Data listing
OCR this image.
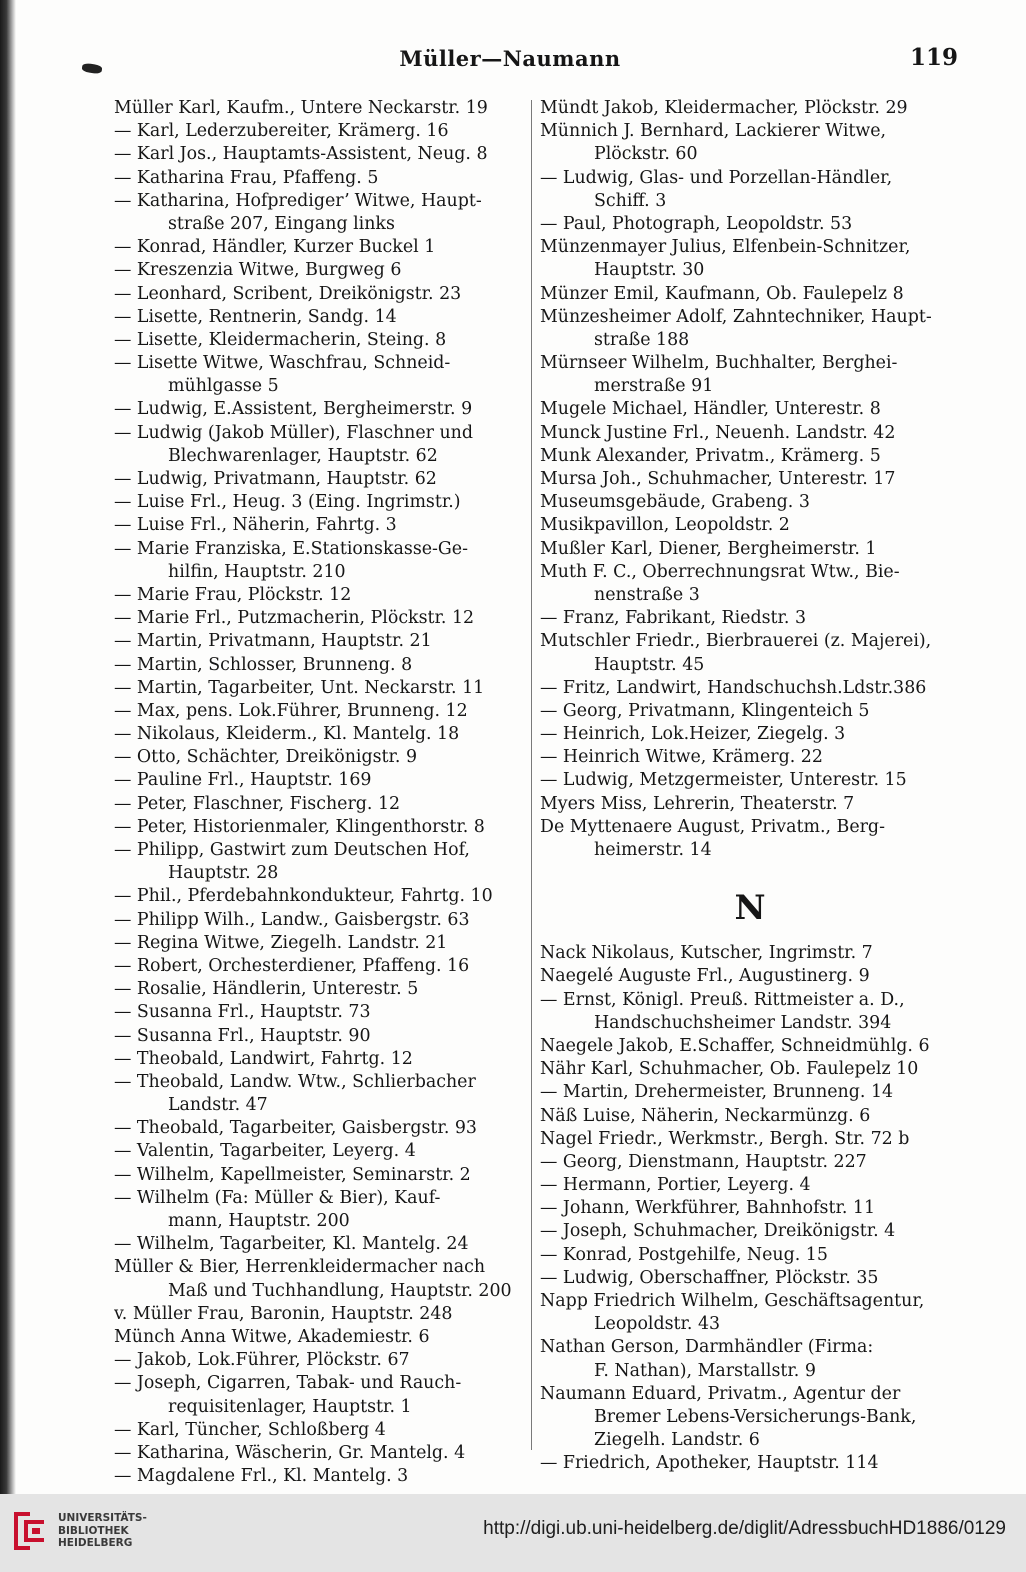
Müller—Naumann	119
Müller Karl, Kaufm., Untere Neckarstr. 19
— Karl, Lederzubereiter, Krämerg. 16
— Karl Jos., Hauptamts-Assistent, Neug. 8
— Katharina Frau, Pfaffeng. 5
— Katharina, Hofpredigerʼ Witwe, Haupt-
straße 207, Eingang links
— Konrad, Händler, Kurzer Buckel 1
— Kreszenzia Witwe, Burgweg 6
— Leonhard, Scribent, Dreikönigstr. 23
— Lisette, Rentnerin, Sandg. 14
— Lisette, Kleidermacherin, Steing. 8
— Lisette Witwe, Waschfrau, Schneid-
mühlgasse 5
— Ludwig, E.Assistent, Bergheimerstr. 9
— Ludwig (Jakob Müller), Flaschner und
Blechwarenlager, Hauptstr. 62
— Ludwig, Privatmann, Hauptstr. 62
— Luise Frl., Heug. 3 (Eing. Ingrimstr.)
— Luise Frl., Näherin, Fahrtg. 3
— Marie Franziska, E.Stationskasse-Ge-
hilfin, Hauptstr. 210
— Marie Frau, Plöckstr. 12
— Marie Frl., Putzmacherin, Plöckstr. 12
— Martin, Privatmann, Hauptstr. 21
— Martin, Schlosser, Brunneng. 8
— Martin, Tagarbeiter, Unt. Neckarstr. 11
— Max, pens. Lok.Führer, Brunneng. 12
— Nikolaus, Kleiderm., Kl. Mantelg. 18
— Otto, Schächter, Dreikönigstr. 9
— Pauline Frl., Hauptstr. 169
— Peter, Flaschner, Fischerg. 12
— Peter, Historienmaler, Klingenthorstr. 8
— Philipp, Gastwirt zum Deutschen Hof,
Hauptstr. 28
— Phil., Pferdebahnkondukteur, Fahrtg. 10
— Philipp Wilh., Landw., Gaisbergstr. 63
— Regina Witwe, Ziegelh. Landstr. 21
— Robert, Orchesterdiener, Pfaffeng. 16
— Rosalie, Händlerin, Unterestr. 5
— Susanna Frl., Hauptstr. 73
— Susanna Frl., Hauptstr. 90
— Theobald, Landwirt, Fahrtg. 12
— Theobald, Landw. Wtw., Schlierbacher
Landstr. 47
— Theobald, Tagarbeiter, Gaisbergstr. 93
— Valentin, Tagarbeiter, Leyerg. 4
— Wilhelm, Kapellmeister, Seminarstr. 2
— Wilhelm (Fa: Müller & Bier), Kauf-
mann, Hauptstr. 200
— Wilhelm, Tagarbeiter, Kl. Mantelg. 24
Müller & Bier, Herrenkleidermacher nach
Maß und Tuchhandlung, Hauptstr. 200
v. Müller Frau, Baronin, Hauptstr. 248
Münch Anna Witwe, Akademiestr. 6
— Jakob, Lok.Führer, Plöckstr. 67
— Joseph, Cigarren, Tabak- und Rauch-
requisitenlager, Hauptstr. 1
— Karl, Tüncher, Schloßberg 4
— Katharina, Wäscherin, Gr. Mantelg. 4
— Magdalene Frl., Kl. Mantelg. 3
Mündt Jakob, Kleidermacher, Plöckstr. 29
Münnich J. Bernhard, Lackierer Witwe,
Plöckstr. 60
— Ludwig, Glas- und Porzellan-Händler,
Schiff. 3
— Paul, Photograph, Leopoldstr. 53
Münzenmayer Julius, Elfenbein-Schnitzer,
Hauptstr. 30
Münzer Emil, Kaufmann, Ob. Faulepelz 8
Münzesheimer Adolf, Zahntechniker, Haupt-
straße 188
Mürnseer Wilhelm, Buchhalter, Berghei-
merstraße 91
Mugele Michael, Händler, Unterestr. 8
Munck Justine Frl., Neuenh. Landstr. 42
Munk Alexander, Privatm., Krämerg. 5
Mursa Joh., Schuhmacher, Unterestr. 17
Museumsgebäude, Grabeng. 3
Musikpavillon, Leopoldstr. 2
Mußler Karl, Diener, Bergheimerstr. 1
Muth F. C., Oberrechnungsrat Wtw., Bie-
nenstraße 3
— Franz, Fabrikant, Riedstr. 3
Mutschler Friedr., Bierbrauerei (z. Majerei),
Hauptstr. 45
— Fritz, Landwirt, Handschuchsh.Ldstr.386
— Georg, Privatmann, Klingenteich 5
— Heinrich, Lok.Heizer, Ziegelg. 3
— Heinrich Witwe, Krämerg. 22
— Ludwig, Metzgermeister, Unterestr. 15
Myers Miss, Lehrerin, Theaterstr. 7
De Myttenaere August, Privatm., Berg-
heimerstr. 14
N
Nack Nikolaus, Kutscher, Ingrimstr. 7
Naegelé Auguste Frl., Augustinerg. 9
— Ernst, Königl. Preuß. Rittmeister a. D.,
Handschuchsheimer Landstr. 394
Naegele Jakob, E.Schaffer, Schneidmühlg. 6
Nähr Karl, Schuhmacher, Ob. Faulepelz 10
— Martin, Drehermeister, Brunneng. 14
Näß Luise, Näherin, Neckarmünzg. 6
Nagel Friedr., Werkmstr., Bergh. Str. 72 b
— Georg, Dienstmann, Hauptstr. 227
— Hermann, Portier, Leyerg. 4
— Johann, Werkführer, Bahnhofstr. 11
— Joseph, Schuhmacher, Dreikönigstr. 4
— Konrad, Postgehilfe, Neug. 15
— Ludwig, Oberschaffner, Plöckstr. 35
Napp Friedrich Wilhelm, Geschäftsagentur,
Leopoldstr. 43
Nathan Gerson, Darmhändler (Firma:
F. Nathan), Marstallstr. 9
Naumann Eduard, Privatm., Agentur der
Bremer Lebens-Versicherungs-Bank,
Ziegelh. Landstr. 6
— Friedrich, Apotheker, Hauptstr. 114
UNIVERSITÄTS-
BIBLIOTHEK
HEIDELBERG
http://digi.ub.uni-heidelberg.de/diglit/AdressbuchHD1886/0129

Written instruction. Write out the entries above verbatim; the pictures do not belong in your copy.

Complete response.
OCR this image.
Müller—Naumann	119
Müller Karl, Kaufm., Untere Neckarstr. 19
— Karl, Lederzubereiter, Krämerg. 16
— Karl Jos., Hauptamts-Assistent, Neug. 8
— Katharina Frau, Pfaffeng. 5
— Katharina, Hofpredigerʼ Witwe, Haupt-
straße 207, Eingang links
— Konrad, Händler, Kurzer Buckel 1
— Kreszenzia Witwe, Burgweg 6
— Leonhard, Scribent, Dreikönigstr. 23
— Lisette, Rentnerin, Sandg. 14
— Lisette, Kleidermacherin, Steing. 8
— Lisette Witwe, Waschfrau, Schneid-
mühlgasse 5
— Ludwig, E.Assistent, Bergheimerstr. 9
— Ludwig (Jakob Müller), Flaschner und
Blechwarenlager, Hauptstr. 62
— Ludwig, Privatmann, Hauptstr. 62
— Luise Frl., Heug. 3 (Eing. Ingrimstr.)
— Luise Frl., Näherin, Fahrtg. 3
— Marie Franziska, E.Stationskasse-Ge-
hilfin, Hauptstr. 210
— Marie Frau, Plöckstr. 12
— Marie Frl., Putzmacherin, Plöckstr. 12
— Martin, Privatmann, Hauptstr. 21
— Martin, Schlosser, Brunneng. 8
— Martin, Tagarbeiter, Unt. Neckarstr. 11
— Max, pens. Lok.Führer, Brunneng. 12
— Nikolaus, Kleiderm., Kl. Mantelg. 18
— Otto, Schächter, Dreikönigstr. 9
— Pauline Frl., Hauptstr. 169
— Peter, Flaschner, Fischerg. 12
— Peter, Historienmaler, Klingenthorstr. 8
— Philipp, Gastwirt zum Deutschen Hof,
Hauptstr. 28
— Phil., Pferdebahnkondukteur, Fahrtg. 10
— Philipp Wilh., Landw., Gaisbergstr. 63
— Regina Witwe, Ziegelh. Landstr. 21
— Robert, Orchesterdiener, Pfaffeng. 16
— Rosalie, Händlerin, Unterestr. 5
— Susanna Frl., Hauptstr. 73
— Susanna Frl., Hauptstr. 90
— Theobald, Landwirt, Fahrtg. 12
— Theobald, Landw. Wtw., Schlierbacher
Landstr. 47
— Theobald, Tagarbeiter, Gaisbergstr. 93
— Valentin, Tagarbeiter, Leyerg. 4
— Wilhelm, Kapellmeister, Seminarstr. 2
— Wilhelm (Fa: Müller & Bier), Kauf-
mann, Hauptstr. 200
— Wilhelm, Tagarbeiter, Kl. Mantelg. 24
Müller & Bier, Herrenkleidermacher nach
Maß und Tuchhandlung, Hauptstr. 200
v. Müller Frau, Baronin, Hauptstr. 248
Münch Anna Witwe, Akademiestr. 6
— Jakob, Lok.Führer, Plöckstr. 67
— Joseph, Cigarren, Tabak- und Rauch-
requisitenlager, Hauptstr. 1
— Karl, Tüncher, Schloßberg 4
— Katharina, Wäscherin, Gr. Mantelg. 4
— Magdalene Frl., Kl. Mantelg. 3
Mündt Jakob, Kleidermacher, Plöckstr. 29
Münnich J. Bernhard, Lackierer Witwe,
Plöckstr. 60
— Ludwig, Glas- und Porzellan-Händler,
Schiff. 3
— Paul, Photograph, Leopoldstr. 53
Münzenmayer Julius, Elfenbein-Schnitzer,
Hauptstr. 30
Münzer Emil, Kaufmann, Ob. Faulepelz 8
Münzesheimer Adolf, Zahntechniker, Haupt-
straße 188
Mürnseer Wilhelm, Buchhalter, Berghei-
merstraße 91
Mugele Michael, Händler, Unterestr. 8
Munck Justine Frl., Neuenh. Landstr. 42
Munk Alexander, Privatm., Krämerg. 5
Mursa Joh., Schuhmacher, Unterestr. 17
Museumsgebäude, Grabeng. 3
Musikpavillon, Leopoldstr. 2
Mußler Karl, Diener, Bergheimerstr. 1
Muth F. C., Oberrechnungsrat Wtw., Bie-
nenstraße 3
— Franz, Fabrikant, Riedstr. 3
Mutschler Friedr., Bierbrauerei (z. Majerei),
Hauptstr. 45
— Fritz, Landwirt, Handschuchsh.Ldstr.386
— Georg, Privatmann, Klingenteich 5
— Heinrich, Lok.Heizer, Ziegelg. 3
— Heinrich Witwe, Krämerg. 22
— Ludwig, Metzgermeister, Unterestr. 15
Myers Miss, Lehrerin, Theaterstr. 7
De Myttenaere August, Privatm., Berg-
heimerstr. 14
N
Nack Nikolaus, Kutscher, Ingrimstr. 7
Naegelé Auguste Frl., Augustinerg. 9
— Ernst, Königl. Preuß. Rittmeister a. D.,
Handschuchsheimer Landstr. 394
Naegele Jakob, E.Schaffer, Schneidmühlg. 6
Nähr Karl, Schuhmacher, Ob. Faulepelz 10
— Martin, Drehermeister, Brunneng. 14
Näß Luise, Näherin, Neckarmünzg. 6
Nagel Friedr., Werkmstr., Bergh. Str. 72 b
— Georg, Dienstmann, Hauptstr. 227
— Hermann, Portier, Leyerg. 4
— Johann, Werkführer, Bahnhofstr. 11
— Joseph, Schuhmacher, Dreikönigstr. 4
— Konrad, Postgehilfe, Neug. 15
— Ludwig, Oberschaffner, Plöckstr. 35
Napp Friedrich Wilhelm, Geschäftsagentur,
Leopoldstr. 43
Nathan Gerson, Darmhändler (Firma:
F. Nathan), Marstallstr. 9
Naumann Eduard, Privatm., Agentur der
Bremer Lebens-Versicherungs-Bank,
Ziegelh. Landstr. 6
— Friedrich, Apotheker, Hauptstr. 114
UNIVERSITÄTS-
BIBLIOTHEK
HEIDELBERG
http://digi.ub.uni-heidelberg.de/diglit/AdressbuchHD1886/0129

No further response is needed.